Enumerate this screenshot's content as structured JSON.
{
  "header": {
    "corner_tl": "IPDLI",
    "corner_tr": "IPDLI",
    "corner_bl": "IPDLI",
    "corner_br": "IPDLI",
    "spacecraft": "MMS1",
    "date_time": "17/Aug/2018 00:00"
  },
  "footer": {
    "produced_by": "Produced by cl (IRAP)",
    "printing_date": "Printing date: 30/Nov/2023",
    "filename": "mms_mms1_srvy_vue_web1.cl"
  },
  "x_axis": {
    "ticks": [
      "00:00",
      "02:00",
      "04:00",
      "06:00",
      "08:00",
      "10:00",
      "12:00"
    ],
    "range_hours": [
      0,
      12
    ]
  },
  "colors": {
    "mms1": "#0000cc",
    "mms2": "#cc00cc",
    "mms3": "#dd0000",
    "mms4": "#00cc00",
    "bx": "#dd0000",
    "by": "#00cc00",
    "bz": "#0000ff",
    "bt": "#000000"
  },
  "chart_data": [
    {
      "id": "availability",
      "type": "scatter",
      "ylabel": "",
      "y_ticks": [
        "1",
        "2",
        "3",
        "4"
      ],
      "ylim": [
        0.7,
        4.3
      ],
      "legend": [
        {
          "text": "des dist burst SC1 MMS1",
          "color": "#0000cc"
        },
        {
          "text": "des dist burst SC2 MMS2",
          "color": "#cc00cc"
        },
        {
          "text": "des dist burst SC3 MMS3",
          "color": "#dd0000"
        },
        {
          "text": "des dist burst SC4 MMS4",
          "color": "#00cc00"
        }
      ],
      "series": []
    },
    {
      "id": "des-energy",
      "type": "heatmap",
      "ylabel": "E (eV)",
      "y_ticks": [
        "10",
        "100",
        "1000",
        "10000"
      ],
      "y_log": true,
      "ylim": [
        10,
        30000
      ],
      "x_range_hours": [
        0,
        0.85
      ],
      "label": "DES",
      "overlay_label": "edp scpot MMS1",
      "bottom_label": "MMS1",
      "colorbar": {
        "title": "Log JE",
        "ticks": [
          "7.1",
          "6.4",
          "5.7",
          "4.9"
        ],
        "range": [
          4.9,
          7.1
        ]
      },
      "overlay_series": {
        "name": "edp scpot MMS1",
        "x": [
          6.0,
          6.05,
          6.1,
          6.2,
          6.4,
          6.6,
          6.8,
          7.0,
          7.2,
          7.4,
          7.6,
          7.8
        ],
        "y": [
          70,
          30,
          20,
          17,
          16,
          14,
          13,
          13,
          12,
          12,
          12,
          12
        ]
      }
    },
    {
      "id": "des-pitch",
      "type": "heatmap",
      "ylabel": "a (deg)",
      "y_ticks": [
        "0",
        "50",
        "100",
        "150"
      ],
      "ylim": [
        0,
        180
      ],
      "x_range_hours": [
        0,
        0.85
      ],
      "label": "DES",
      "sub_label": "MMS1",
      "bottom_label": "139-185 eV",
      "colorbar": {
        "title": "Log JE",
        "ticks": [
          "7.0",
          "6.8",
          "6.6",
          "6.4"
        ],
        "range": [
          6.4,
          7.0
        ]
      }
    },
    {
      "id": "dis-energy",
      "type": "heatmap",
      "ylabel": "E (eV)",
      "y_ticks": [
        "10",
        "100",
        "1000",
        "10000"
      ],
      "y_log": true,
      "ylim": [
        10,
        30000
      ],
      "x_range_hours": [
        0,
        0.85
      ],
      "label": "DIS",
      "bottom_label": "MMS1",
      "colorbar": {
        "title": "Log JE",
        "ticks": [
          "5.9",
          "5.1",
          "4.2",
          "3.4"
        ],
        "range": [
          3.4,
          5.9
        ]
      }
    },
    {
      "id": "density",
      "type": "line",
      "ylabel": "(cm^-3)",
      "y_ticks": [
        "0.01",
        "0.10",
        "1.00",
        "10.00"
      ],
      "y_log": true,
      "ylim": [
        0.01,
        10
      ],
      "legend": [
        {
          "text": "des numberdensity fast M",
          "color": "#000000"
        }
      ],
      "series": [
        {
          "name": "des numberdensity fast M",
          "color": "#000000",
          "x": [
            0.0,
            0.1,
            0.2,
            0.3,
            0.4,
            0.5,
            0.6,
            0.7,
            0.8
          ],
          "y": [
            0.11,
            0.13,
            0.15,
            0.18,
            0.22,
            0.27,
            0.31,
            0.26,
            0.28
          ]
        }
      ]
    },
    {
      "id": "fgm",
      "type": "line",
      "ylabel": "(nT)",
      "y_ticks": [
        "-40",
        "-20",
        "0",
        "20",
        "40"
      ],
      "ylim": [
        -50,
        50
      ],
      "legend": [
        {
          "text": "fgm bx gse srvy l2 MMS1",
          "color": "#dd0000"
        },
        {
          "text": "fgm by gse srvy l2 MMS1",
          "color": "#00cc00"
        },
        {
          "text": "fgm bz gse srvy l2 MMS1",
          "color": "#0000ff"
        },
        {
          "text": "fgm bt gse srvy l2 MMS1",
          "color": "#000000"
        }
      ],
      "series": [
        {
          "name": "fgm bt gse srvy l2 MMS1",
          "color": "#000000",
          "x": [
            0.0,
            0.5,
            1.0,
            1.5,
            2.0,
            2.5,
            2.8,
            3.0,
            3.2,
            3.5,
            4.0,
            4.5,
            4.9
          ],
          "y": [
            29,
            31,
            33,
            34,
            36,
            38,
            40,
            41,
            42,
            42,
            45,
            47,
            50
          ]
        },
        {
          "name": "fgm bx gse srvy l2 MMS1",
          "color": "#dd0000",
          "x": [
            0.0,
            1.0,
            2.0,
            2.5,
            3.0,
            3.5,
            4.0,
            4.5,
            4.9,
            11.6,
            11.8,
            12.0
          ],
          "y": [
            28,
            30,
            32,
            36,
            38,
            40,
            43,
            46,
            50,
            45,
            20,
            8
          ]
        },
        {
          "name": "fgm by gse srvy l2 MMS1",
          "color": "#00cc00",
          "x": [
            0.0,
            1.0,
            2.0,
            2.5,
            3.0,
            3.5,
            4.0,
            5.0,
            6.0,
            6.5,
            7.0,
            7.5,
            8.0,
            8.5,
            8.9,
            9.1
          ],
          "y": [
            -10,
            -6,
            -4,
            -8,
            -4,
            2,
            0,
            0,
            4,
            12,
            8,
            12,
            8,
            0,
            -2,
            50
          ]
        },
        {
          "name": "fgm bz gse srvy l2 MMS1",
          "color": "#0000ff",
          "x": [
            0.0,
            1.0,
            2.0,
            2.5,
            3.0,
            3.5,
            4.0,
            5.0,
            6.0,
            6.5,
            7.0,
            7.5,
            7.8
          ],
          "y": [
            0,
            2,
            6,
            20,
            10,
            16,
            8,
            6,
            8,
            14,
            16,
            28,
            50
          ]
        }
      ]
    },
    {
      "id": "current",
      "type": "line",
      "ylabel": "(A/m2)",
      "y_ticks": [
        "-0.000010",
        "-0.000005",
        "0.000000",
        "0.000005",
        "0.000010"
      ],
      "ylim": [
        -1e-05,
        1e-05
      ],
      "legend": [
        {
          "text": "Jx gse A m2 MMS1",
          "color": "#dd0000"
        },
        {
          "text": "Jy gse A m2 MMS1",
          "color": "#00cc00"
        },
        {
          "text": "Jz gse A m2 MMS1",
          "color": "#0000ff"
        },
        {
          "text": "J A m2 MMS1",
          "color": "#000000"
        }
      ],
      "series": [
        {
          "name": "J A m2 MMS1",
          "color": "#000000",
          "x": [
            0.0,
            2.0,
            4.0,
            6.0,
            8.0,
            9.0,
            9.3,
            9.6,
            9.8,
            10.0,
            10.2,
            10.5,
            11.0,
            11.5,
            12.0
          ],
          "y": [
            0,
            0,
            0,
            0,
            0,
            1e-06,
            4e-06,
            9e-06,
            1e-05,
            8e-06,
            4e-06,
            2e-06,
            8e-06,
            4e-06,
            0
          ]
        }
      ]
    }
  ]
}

◇ ◇ ◇

■ Task details: Every line of the listing that holds "fast" should be found and copied.

■ Full output:
          "text": "des numberdensity fast M",
          "name": "des numberdensity fast M",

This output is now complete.